## Exercise description
How many lines of these entries hold the string "this"? Answer with the number alone.

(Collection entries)
::::::::::
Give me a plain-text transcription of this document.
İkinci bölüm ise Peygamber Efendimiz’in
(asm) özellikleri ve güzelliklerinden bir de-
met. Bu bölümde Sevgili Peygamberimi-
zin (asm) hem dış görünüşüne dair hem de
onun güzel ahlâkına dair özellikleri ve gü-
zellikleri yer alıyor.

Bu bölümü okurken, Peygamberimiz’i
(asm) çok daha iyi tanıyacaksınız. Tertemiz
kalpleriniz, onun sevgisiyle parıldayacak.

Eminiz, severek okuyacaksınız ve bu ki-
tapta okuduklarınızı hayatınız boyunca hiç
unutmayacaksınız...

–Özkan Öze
::::::::::
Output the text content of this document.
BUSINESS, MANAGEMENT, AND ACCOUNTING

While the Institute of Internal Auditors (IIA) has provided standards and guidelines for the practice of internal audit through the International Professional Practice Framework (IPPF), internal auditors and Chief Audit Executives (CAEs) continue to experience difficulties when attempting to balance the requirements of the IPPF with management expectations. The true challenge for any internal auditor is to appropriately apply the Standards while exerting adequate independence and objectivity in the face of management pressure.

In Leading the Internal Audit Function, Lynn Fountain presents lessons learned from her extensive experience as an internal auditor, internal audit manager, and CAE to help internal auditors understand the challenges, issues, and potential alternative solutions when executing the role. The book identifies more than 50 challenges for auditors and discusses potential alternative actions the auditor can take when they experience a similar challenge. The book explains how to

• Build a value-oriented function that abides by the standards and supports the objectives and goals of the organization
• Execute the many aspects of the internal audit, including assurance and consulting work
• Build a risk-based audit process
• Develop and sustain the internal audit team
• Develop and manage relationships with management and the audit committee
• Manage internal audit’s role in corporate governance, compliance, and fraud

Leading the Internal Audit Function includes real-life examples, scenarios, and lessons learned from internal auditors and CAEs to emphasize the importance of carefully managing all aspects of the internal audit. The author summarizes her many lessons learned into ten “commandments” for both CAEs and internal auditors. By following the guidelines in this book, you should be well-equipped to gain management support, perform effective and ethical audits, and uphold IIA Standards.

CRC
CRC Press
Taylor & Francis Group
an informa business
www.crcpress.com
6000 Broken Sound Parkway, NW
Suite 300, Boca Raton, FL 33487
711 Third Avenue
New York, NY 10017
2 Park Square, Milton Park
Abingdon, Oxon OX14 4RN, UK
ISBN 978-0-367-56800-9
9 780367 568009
::::::::::
## Solution
3